Stored data entries
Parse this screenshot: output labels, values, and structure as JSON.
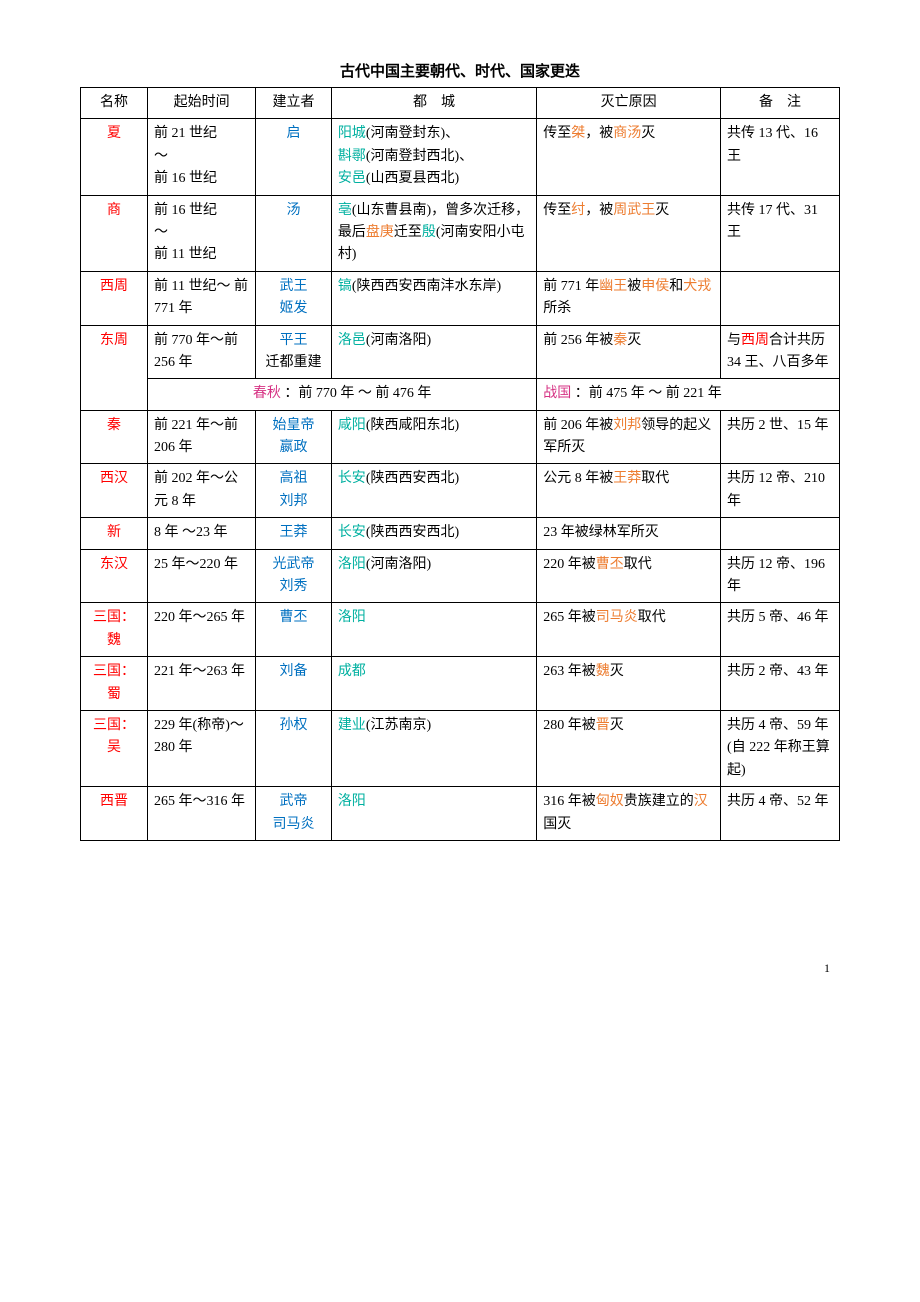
{
  "title": "古代中国主要朝代、时代、国家更迭",
  "headers": {
    "name": "名称",
    "time": "起始时间",
    "founder": "建立者",
    "capital": "都　城",
    "fall": "灭亡原因",
    "note": "备　注"
  },
  "footer_page": "1",
  "colors": {
    "red": "#ff0000",
    "blue": "#0070c0",
    "orange": "#ed7d31",
    "teal": "#00b0a0",
    "magenta": "#d63384",
    "black": "#000000"
  },
  "rows": {
    "xia": {
      "name": "夏",
      "time1": "前 21 世纪",
      "time2": "～",
      "time3": "前 16 世纪",
      "founder": "启",
      "cap_p1": "阳城",
      "cap_s1": "(河南登封东)、",
      "cap_p2": "斟鄩",
      "cap_s2": "(河南登封西北)、",
      "cap_p3": "安邑",
      "cap_s3": "(山西夏县西北)",
      "fall_a": "传至",
      "fall_b": "桀",
      "fall_c": "，被",
      "fall_d": "商汤",
      "fall_e": "灭",
      "note": "共传 13 代、16 王"
    },
    "shang": {
      "name": "商",
      "time1": "前 16 世纪",
      "time2": "～",
      "time3": "前 11 世纪",
      "founder": "汤",
      "cap_p1": "亳",
      "cap_s1": "(山东曹县南)，曾多次迁移，最后",
      "cap_p2": "盘庚",
      "cap_s2": "迁至",
      "cap_p3": "殷",
      "cap_s3": "(河南安阳小屯村)",
      "fall_a": "传至",
      "fall_b": "纣",
      "fall_c": "，被",
      "fall_d": "周武王",
      "fall_e": "灭",
      "note": "共传 17 代、31 王"
    },
    "xizhou": {
      "name": "西周",
      "time": "前 11 世纪～ 前 771 年",
      "founder1": "武王",
      "founder2": "姬发",
      "cap_p1": "镐",
      "cap_s1": "(陕西西安西南沣水东岸)",
      "fall_a": "前 771 年",
      "fall_b": "幽王",
      "fall_c": "被",
      "fall_d": "申侯",
      "fall_e": "和",
      "fall_f": "犬戎",
      "fall_g": "所杀",
      "note": ""
    },
    "dongzhou": {
      "name": "东周",
      "time": "前 770 年～前 256 年",
      "founder1": "平王",
      "founder2": "迁都重建",
      "cap_p1": "洛邑",
      "cap_s1": "(河南洛阳)",
      "fall_a": "前 256 年被",
      "fall_b": "秦",
      "fall_c": "灭",
      "note_a": "与",
      "note_b": "西周",
      "note_c": "合计共历 34 王、八百多年"
    },
    "chunqiu": {
      "label_a": "春秋",
      "label_b": " ：前 770 年 ～ 前 476 年",
      "label_c": "战国",
      "label_d": " ：前 475 年 ～ 前 221 年"
    },
    "qin": {
      "name": "秦",
      "time": "前 221 年～前 206 年",
      "founder1": "始皇帝",
      "founder2": "嬴政",
      "cap_p1": "咸阳",
      "cap_s1": "(陕西咸阳东北)",
      "fall_a": "前 206 年被",
      "fall_b": "刘邦",
      "fall_c": "领导的起义军所灭",
      "note": "共历 2 世、15 年"
    },
    "xihan": {
      "name": "西汉",
      "time": "前 202 年～公元 8 年",
      "founder1": "高祖",
      "founder2": "刘邦",
      "cap_p1": "长安",
      "cap_s1": "(陕西西安西北)",
      "fall_a": "公元 8 年被",
      "fall_b": "王莽",
      "fall_c": "取代",
      "note": "共历 12 帝、210 年"
    },
    "xin": {
      "name": "新",
      "time": "8 年 ～23 年",
      "founder": "王莽",
      "cap_p1": "长安",
      "cap_s1": "(陕西西安西北)",
      "fall": "23 年被绿林军所灭",
      "note": ""
    },
    "donghan": {
      "name": "东汉",
      "time": "25 年～220 年",
      "founder1": "光武帝",
      "founder2": "刘秀",
      "cap_p1": "洛阳",
      "cap_s1": "(河南洛阳)",
      "fall_a": "220 年被",
      "fall_b": "曹丕",
      "fall_c": "取代",
      "note": "共历 12 帝、196 年"
    },
    "wei": {
      "name1": "三国：",
      "name2": "魏",
      "time": "220 年～265 年",
      "founder": "曹丕",
      "cap": "洛阳",
      "fall_a": "265 年被",
      "fall_b": "司马炎",
      "fall_c": "取代",
      "note": "共历 5 帝、46 年"
    },
    "shu": {
      "name1": "三国：",
      "name2": "蜀",
      "time": "221 年～263 年",
      "founder": "刘备",
      "cap": "成都",
      "fall_a": "263 年被",
      "fall_b": "魏",
      "fall_c": "灭",
      "note": "共历 2 帝、43 年"
    },
    "wu": {
      "name1": "三国：",
      "name2": "吴",
      "time": "229 年(称帝)～280 年",
      "founder": "孙权",
      "cap_p1": "建业",
      "cap_s1": "(江苏南京)",
      "fall_a": "280 年被",
      "fall_b": "晋",
      "fall_c": "灭",
      "note": "共历 4 帝、59 年(自 222 年称王算起)"
    },
    "xijin": {
      "name": "西晋",
      "time": "265 年～316 年",
      "founder1": "武帝",
      "founder2": "司马炎",
      "cap": "洛阳",
      "fall_a": "316 年被",
      "fall_b": "匈奴",
      "fall_c": "贵族建立的",
      "fall_d": "汉",
      "fall_e": "国灭",
      "note": "共历 4 帝、52 年"
    }
  }
}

▸ WHAT YOU ARE ASKED TO DO
Restate the records above in full, word for word. Keep pictures out.

▸ SOLUTION FOR THIS PROBLEM
Parse this screenshot: output labels, values, and structure as JSON.
{
  "title": "古代中国主要朝代、时代、国家更迭",
  "headers": {
    "name": "名称",
    "time": "起始时间",
    "founder": "建立者",
    "capital": "都　城",
    "fall": "灭亡原因",
    "note": "备　注"
  },
  "footer_page": "1",
  "colors": {
    "red": "#ff0000",
    "blue": "#0070c0",
    "orange": "#ed7d31",
    "teal": "#00b0a0",
    "magenta": "#d63384",
    "black": "#000000"
  },
  "rows": {
    "xia": {
      "name": "夏",
      "time1": "前 21 世纪",
      "time2": "～",
      "time3": "前 16 世纪",
      "founder": "启",
      "cap_p1": "阳城",
      "cap_s1": "(河南登封东)、",
      "cap_p2": "斟鄩",
      "cap_s2": "(河南登封西北)、",
      "cap_p3": "安邑",
      "cap_s3": "(山西夏县西北)",
      "fall_a": "传至",
      "fall_b": "桀",
      "fall_c": "，被",
      "fall_d": "商汤",
      "fall_e": "灭",
      "note": "共传 13 代、16 王"
    },
    "shang": {
      "name": "商",
      "time1": "前 16 世纪",
      "time2": "～",
      "time3": "前 11 世纪",
      "founder": "汤",
      "cap_p1": "亳",
      "cap_s1": "(山东曹县南)，曾多次迁移，最后",
      "cap_p2": "盘庚",
      "cap_s2": "迁至",
      "cap_p3": "殷",
      "cap_s3": "(河南安阳小屯村)",
      "fall_a": "传至",
      "fall_b": "纣",
      "fall_c": "，被",
      "fall_d": "周武王",
      "fall_e": "灭",
      "note": "共传 17 代、31 王"
    },
    "xizhou": {
      "name": "西周",
      "time": "前 11 世纪～ 前 771 年",
      "founder1": "武王",
      "founder2": "姬发",
      "cap_p1": "镐",
      "cap_s1": "(陕西西安西南沣水东岸)",
      "fall_a": "前 771 年",
      "fall_b": "幽王",
      "fall_c": "被",
      "fall_d": "申侯",
      "fall_e": "和",
      "fall_f": "犬戎",
      "fall_g": "所杀",
      "note": ""
    },
    "dongzhou": {
      "name": "东周",
      "time": "前 770 年～前 256 年",
      "founder1": "平王",
      "founder2": "迁都重建",
      "cap_p1": "洛邑",
      "cap_s1": "(河南洛阳)",
      "fall_a": "前 256 年被",
      "fall_b": "秦",
      "fall_c": "灭",
      "note_a": "与",
      "note_b": "西周",
      "note_c": "合计共历 34 王、八百多年"
    },
    "chunqiu": {
      "label_a": "春秋",
      "label_b": " ：前 770 年 ～ 前 476 年",
      "label_c": "战国",
      "label_d": " ：前 475 年 ～ 前 221 年"
    },
    "qin": {
      "name": "秦",
      "time": "前 221 年～前 206 年",
      "founder1": "始皇帝",
      "founder2": "嬴政",
      "cap_p1": "咸阳",
      "cap_s1": "(陕西咸阳东北)",
      "fall_a": "前 206 年被",
      "fall_b": "刘邦",
      "fall_c": "领导的起义军所灭",
      "note": "共历 2 世、15 年"
    },
    "xihan": {
      "name": "西汉",
      "time": "前 202 年～公元 8 年",
      "founder1": "高祖",
      "founder2": "刘邦",
      "cap_p1": "长安",
      "cap_s1": "(陕西西安西北)",
      "fall_a": "公元 8 年被",
      "fall_b": "王莽",
      "fall_c": "取代",
      "note": "共历 12 帝、210 年"
    },
    "xin": {
      "name": "新",
      "time": "8 年 ～23 年",
      "founder": "王莽",
      "cap_p1": "长安",
      "cap_s1": "(陕西西安西北)",
      "fall": "23 年被绿林军所灭",
      "note": ""
    },
    "donghan": {
      "name": "东汉",
      "time": "25 年～220 年",
      "founder1": "光武帝",
      "founder2": "刘秀",
      "cap_p1": "洛阳",
      "cap_s1": "(河南洛阳)",
      "fall_a": "220 年被",
      "fall_b": "曹丕",
      "fall_c": "取代",
      "note": "共历 12 帝、196 年"
    },
    "wei": {
      "name1": "三国：",
      "name2": "魏",
      "time": "220 年～265 年",
      "founder": "曹丕",
      "cap": "洛阳",
      "fall_a": "265 年被",
      "fall_b": "司马炎",
      "fall_c": "取代",
      "note": "共历 5 帝、46 年"
    },
    "shu": {
      "name1": "三国：",
      "name2": "蜀",
      "time": "221 年～263 年",
      "founder": "刘备",
      "cap": "成都",
      "fall_a": "263 年被",
      "fall_b": "魏",
      "fall_c": "灭",
      "note": "共历 2 帝、43 年"
    },
    "wu": {
      "name1": "三国：",
      "name2": "吴",
      "time": "229 年(称帝)～280 年",
      "founder": "孙权",
      "cap_p1": "建业",
      "cap_s1": "(江苏南京)",
      "fall_a": "280 年被",
      "fall_b": "晋",
      "fall_c": "灭",
      "note": "共历 4 帝、59 年(自 222 年称王算起)"
    },
    "xijin": {
      "name": "西晋",
      "time": "265 年～316 年",
      "founder1": "武帝",
      "founder2": "司马炎",
      "cap": "洛阳",
      "fall_a": "316 年被",
      "fall_b": "匈奴",
      "fall_c": "贵族建立的",
      "fall_d": "汉",
      "fall_e": "国灭",
      "note": "共历 4 帝、52 年"
    }
  }
}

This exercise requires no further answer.